• _TEXTE_

--

Divers facteurs augmentent la complexité
Le rapport 2013 de la FAO montre que le gaspillage de viande et de lait est particulièrement responsable de la pression sur l’utilisation des terres. Cependant, cela ne s’applique pas de manière uniforme. La viande d’une chèvre suisse nourrie à l’herbe n’a pratiquement aucun impact sur la biodiversité, contrairement au steak de bœuf importé d’une ferme conventionnelle qui nourrit son bétail au soja et aux céréales. La production de viande et de lait occupe 78% de la surface totale de production, alors que leur contribution à la nourriture disponible n’est que de 11%. L’effet de levier négatif des produits animaux est donc proportionnellement important en cas de gaspillage.
« Ne nourrissons pas la nourriture », dit une maxime. La différence est donc énorme si c’est un morceau de bœuf du supermarché ou une salade de votre jardin qui pourrit dans le frigo. Certains aliments comme le café ou le cacao nécessitent beaucoup de surface et ne peuvent être cultivés que dans les régions tropicales où la biodiversité est encore très élevée. En gaspillant ce genre de produits, on provoque un fort impact négatif.
Une vision globale est nécessaire. En effet, selon les chiffres de l’Office fédéral de l’environnement, 75% de la pollution environnementale due à notre consommation n’est pas créée en Suisse, mais à l’étranger. Le taux d’autosuffisance de notre pays est d’environ 60% et les importations alimentaires ont presque doublé depuis 1990.

--

• _DONNÉES_
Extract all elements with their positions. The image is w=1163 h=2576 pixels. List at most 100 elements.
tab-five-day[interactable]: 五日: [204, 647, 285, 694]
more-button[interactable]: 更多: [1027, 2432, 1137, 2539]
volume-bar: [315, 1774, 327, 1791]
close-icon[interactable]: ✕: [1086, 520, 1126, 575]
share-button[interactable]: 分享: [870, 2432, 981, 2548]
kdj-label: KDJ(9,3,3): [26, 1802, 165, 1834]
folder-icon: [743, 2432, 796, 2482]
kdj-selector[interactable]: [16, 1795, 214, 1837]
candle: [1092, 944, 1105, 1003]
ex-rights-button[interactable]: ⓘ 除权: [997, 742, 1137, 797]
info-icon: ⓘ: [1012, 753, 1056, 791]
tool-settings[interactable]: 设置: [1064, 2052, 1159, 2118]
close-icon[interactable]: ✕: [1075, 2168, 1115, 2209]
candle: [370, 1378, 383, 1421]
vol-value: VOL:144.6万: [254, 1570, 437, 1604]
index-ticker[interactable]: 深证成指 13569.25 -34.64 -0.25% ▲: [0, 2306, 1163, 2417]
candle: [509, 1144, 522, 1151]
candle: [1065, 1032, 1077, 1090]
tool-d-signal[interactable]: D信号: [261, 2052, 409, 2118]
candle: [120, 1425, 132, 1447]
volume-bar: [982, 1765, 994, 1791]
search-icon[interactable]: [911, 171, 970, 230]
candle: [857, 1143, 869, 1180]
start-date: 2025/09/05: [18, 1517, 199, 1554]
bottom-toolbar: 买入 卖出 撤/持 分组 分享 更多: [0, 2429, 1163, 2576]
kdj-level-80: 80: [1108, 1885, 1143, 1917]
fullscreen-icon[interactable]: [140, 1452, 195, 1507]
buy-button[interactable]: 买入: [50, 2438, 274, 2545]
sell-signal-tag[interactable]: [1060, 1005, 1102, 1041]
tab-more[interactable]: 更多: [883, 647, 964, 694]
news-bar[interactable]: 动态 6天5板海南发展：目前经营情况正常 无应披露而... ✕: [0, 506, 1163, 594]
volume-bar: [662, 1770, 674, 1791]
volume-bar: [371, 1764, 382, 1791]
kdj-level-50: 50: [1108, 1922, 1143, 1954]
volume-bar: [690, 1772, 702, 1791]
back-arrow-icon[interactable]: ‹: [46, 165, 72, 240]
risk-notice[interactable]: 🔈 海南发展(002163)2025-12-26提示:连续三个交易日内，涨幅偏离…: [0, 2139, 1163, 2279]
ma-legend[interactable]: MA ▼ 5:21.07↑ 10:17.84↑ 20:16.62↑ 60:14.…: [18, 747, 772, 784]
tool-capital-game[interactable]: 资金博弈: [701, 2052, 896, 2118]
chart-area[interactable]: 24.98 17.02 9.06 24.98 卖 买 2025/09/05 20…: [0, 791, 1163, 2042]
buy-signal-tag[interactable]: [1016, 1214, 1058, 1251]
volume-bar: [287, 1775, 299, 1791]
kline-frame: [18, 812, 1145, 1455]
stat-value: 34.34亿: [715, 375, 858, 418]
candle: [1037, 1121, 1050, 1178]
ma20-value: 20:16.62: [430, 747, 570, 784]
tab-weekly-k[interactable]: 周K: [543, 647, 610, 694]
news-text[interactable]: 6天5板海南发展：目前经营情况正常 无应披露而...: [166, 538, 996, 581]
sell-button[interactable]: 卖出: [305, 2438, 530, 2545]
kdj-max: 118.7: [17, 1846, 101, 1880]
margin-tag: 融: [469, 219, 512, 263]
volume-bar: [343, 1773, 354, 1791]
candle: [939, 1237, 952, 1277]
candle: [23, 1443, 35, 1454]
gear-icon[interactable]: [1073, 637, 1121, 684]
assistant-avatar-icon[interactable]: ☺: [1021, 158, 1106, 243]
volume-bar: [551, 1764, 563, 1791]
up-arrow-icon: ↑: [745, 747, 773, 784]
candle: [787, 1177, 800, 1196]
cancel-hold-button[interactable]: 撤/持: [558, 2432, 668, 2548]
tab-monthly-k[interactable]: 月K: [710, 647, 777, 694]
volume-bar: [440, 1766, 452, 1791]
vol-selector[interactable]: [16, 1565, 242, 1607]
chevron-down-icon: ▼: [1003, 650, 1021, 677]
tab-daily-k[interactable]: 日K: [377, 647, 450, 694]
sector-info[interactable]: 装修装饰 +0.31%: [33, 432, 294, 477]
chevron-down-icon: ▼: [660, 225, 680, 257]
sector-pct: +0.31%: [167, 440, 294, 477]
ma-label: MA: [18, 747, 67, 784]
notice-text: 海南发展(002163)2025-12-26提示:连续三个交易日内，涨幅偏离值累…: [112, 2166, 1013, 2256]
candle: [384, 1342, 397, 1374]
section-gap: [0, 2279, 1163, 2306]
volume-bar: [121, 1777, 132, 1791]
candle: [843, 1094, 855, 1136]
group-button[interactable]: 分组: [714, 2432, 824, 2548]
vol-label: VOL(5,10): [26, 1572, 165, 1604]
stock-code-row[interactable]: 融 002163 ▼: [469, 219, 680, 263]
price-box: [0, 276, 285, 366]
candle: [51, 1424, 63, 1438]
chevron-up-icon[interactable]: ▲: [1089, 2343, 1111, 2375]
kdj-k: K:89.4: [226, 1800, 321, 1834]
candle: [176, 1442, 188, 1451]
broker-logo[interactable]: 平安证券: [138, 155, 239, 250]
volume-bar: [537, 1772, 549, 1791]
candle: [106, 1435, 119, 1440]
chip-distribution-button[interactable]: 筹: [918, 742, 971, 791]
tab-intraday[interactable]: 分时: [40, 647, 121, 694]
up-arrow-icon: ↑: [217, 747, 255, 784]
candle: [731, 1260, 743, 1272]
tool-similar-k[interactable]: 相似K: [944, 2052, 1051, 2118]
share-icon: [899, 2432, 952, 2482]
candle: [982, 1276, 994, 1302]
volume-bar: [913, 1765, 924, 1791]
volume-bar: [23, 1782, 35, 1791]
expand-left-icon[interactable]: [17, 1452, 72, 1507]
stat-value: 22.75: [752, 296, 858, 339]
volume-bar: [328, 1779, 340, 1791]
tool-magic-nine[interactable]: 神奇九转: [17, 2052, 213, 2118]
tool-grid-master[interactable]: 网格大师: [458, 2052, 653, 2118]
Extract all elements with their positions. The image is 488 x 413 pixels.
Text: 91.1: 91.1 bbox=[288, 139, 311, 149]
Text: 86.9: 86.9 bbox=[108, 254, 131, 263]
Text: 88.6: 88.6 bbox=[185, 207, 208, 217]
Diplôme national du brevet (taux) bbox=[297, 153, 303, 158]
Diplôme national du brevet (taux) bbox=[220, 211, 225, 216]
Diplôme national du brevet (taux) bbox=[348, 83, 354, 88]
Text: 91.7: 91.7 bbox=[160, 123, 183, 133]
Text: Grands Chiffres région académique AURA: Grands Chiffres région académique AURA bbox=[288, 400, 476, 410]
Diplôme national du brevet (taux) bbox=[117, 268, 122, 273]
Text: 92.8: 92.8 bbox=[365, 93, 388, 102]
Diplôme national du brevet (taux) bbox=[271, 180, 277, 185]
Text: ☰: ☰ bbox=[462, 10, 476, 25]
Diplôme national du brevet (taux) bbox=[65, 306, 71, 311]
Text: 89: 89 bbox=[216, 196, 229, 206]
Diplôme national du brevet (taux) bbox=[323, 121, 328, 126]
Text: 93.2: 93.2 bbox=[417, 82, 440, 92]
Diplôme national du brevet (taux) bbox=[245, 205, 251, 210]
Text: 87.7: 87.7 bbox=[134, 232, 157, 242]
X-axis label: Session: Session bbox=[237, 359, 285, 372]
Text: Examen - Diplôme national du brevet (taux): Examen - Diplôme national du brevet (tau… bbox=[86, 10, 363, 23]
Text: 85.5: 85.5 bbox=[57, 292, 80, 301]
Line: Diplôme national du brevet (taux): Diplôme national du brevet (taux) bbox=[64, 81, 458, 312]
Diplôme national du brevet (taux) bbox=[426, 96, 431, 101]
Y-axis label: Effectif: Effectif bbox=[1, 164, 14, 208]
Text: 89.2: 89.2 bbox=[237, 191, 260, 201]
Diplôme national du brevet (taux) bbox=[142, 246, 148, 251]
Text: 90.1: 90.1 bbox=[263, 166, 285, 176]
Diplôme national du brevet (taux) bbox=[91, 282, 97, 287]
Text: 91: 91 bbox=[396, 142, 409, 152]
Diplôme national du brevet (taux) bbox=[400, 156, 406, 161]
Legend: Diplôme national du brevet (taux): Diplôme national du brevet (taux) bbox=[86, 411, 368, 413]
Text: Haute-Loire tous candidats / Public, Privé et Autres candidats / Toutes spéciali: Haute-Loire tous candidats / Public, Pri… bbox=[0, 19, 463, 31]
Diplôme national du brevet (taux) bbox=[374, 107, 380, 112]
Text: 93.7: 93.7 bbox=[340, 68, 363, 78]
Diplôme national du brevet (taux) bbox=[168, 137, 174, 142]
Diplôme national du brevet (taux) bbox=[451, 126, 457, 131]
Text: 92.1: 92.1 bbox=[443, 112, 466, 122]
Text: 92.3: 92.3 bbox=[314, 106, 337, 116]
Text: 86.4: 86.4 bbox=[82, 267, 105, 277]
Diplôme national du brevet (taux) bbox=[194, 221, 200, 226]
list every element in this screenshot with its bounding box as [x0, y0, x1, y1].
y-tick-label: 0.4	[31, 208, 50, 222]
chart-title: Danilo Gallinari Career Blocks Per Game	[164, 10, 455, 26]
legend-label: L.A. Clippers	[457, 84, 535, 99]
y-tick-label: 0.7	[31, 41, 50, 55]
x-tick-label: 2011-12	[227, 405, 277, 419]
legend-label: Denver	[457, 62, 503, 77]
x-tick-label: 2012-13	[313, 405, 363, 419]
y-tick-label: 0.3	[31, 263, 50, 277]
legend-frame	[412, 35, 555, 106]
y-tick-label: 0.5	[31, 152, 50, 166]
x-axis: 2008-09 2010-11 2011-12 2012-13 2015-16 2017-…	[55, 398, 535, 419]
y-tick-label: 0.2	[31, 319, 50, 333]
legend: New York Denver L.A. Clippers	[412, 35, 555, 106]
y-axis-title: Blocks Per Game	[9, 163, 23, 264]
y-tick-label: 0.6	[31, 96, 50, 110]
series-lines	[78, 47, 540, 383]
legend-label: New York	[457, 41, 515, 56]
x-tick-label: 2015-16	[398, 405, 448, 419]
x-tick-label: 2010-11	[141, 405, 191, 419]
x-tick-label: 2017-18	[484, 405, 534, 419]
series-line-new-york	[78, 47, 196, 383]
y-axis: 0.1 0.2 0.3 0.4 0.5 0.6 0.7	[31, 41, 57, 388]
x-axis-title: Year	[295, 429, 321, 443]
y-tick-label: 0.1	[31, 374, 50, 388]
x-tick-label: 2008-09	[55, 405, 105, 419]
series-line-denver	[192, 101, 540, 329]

--

D'après le texte sur le gaspillage alimentaire, répondez brièvement à chaque question.
(a) Quelle part de la surface totale de production la production de viande et de lait occupe-t-elle ?
(b) Quels deux aliments sont cités comme ne pouvant être cultivés que dans les régions tropicales ?
(c) Quel est le taux d'autosuffisance de la Suisse ?
Les lignes constituent un matériau indépendant du texte.

• _ZONE DE RÉPONSE_
(a) 78 %
(b) Le café et le cacao
(c) Environ 60 %